[Dataset records]

⁂

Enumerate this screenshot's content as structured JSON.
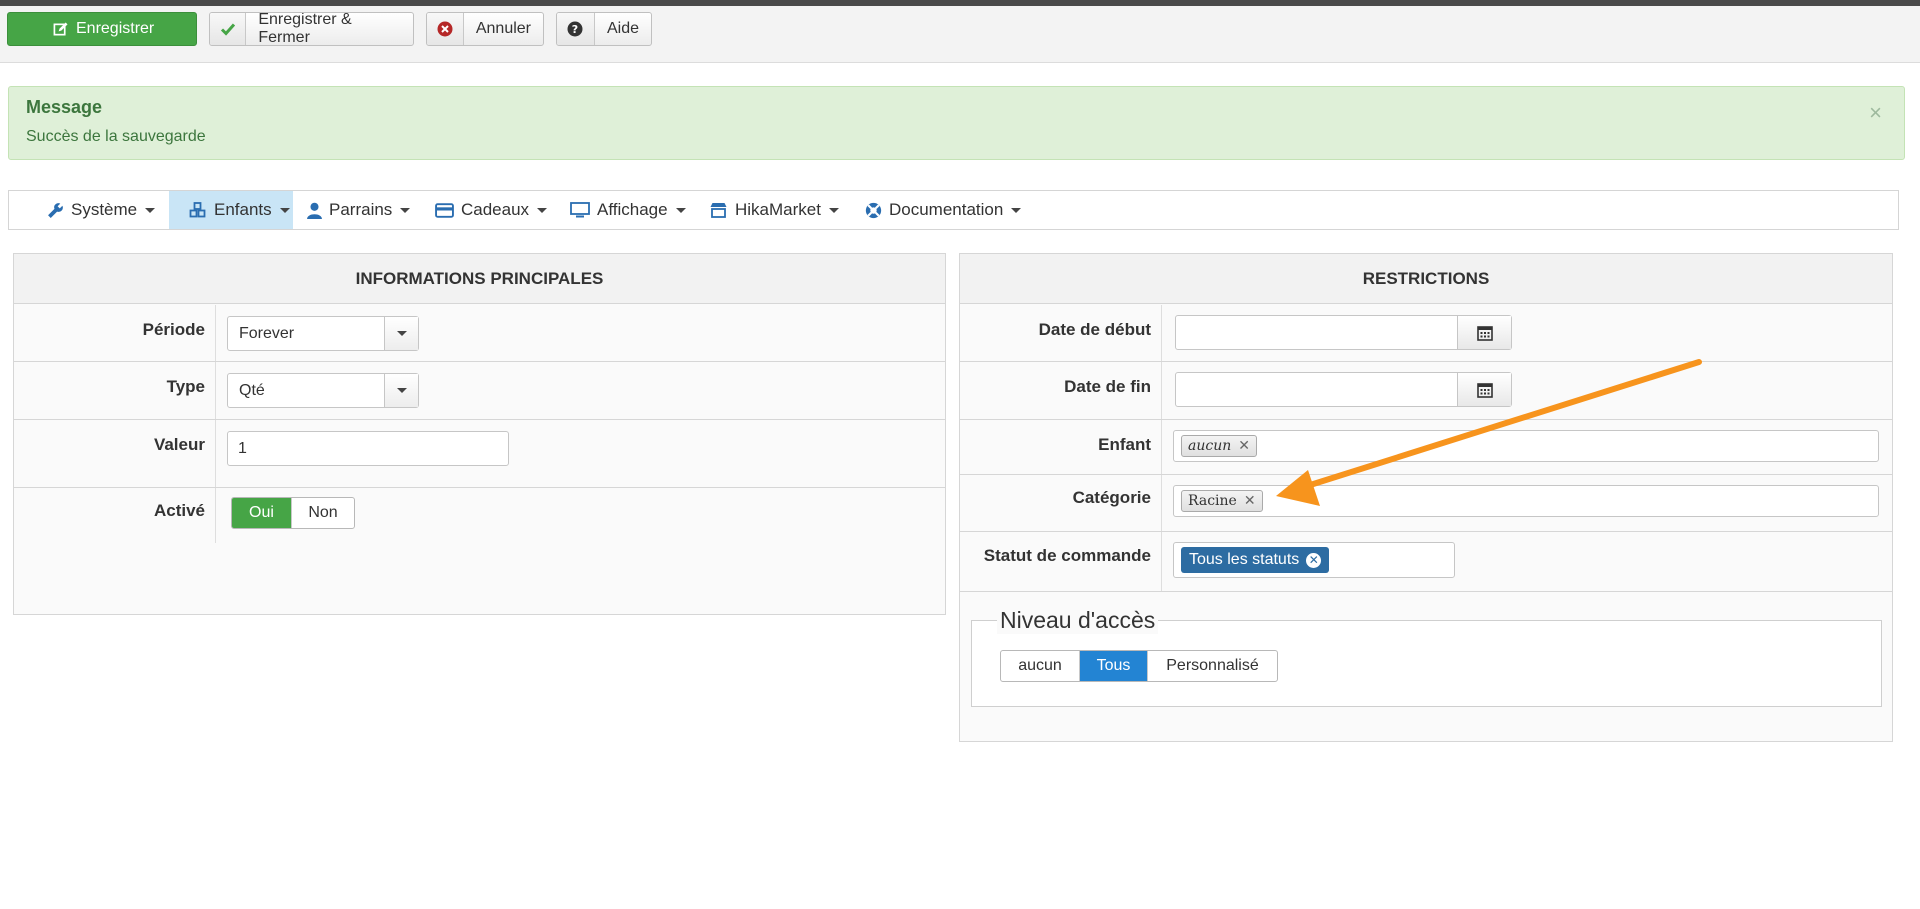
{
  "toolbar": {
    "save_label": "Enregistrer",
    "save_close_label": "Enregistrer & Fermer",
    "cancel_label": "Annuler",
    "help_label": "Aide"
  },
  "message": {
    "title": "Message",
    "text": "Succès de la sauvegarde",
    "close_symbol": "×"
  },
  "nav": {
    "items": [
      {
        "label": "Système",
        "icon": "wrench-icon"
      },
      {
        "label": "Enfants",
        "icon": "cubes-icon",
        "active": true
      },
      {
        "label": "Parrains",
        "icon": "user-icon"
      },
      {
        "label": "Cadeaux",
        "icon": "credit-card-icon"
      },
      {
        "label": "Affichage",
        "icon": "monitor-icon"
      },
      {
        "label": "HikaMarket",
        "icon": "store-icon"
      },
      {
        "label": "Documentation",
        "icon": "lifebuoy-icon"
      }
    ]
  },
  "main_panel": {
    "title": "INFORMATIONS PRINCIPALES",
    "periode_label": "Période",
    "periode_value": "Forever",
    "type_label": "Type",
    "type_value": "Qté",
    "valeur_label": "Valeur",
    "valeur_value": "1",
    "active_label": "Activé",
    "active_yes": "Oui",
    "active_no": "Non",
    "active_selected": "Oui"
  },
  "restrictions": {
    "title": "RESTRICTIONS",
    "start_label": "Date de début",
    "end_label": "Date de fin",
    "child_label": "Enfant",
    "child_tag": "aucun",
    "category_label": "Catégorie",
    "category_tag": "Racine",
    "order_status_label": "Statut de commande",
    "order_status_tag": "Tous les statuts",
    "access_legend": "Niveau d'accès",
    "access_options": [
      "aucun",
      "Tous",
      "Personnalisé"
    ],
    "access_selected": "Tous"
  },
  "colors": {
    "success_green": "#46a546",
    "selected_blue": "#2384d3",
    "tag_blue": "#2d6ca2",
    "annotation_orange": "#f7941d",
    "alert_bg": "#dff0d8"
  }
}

⁂

Task goal.
Gather up the lines that contain the word "Enregistrer".

Exercise result.
    "save_label": "Enregistrer",
    "save_close_label": "Enregistrer & Fermer",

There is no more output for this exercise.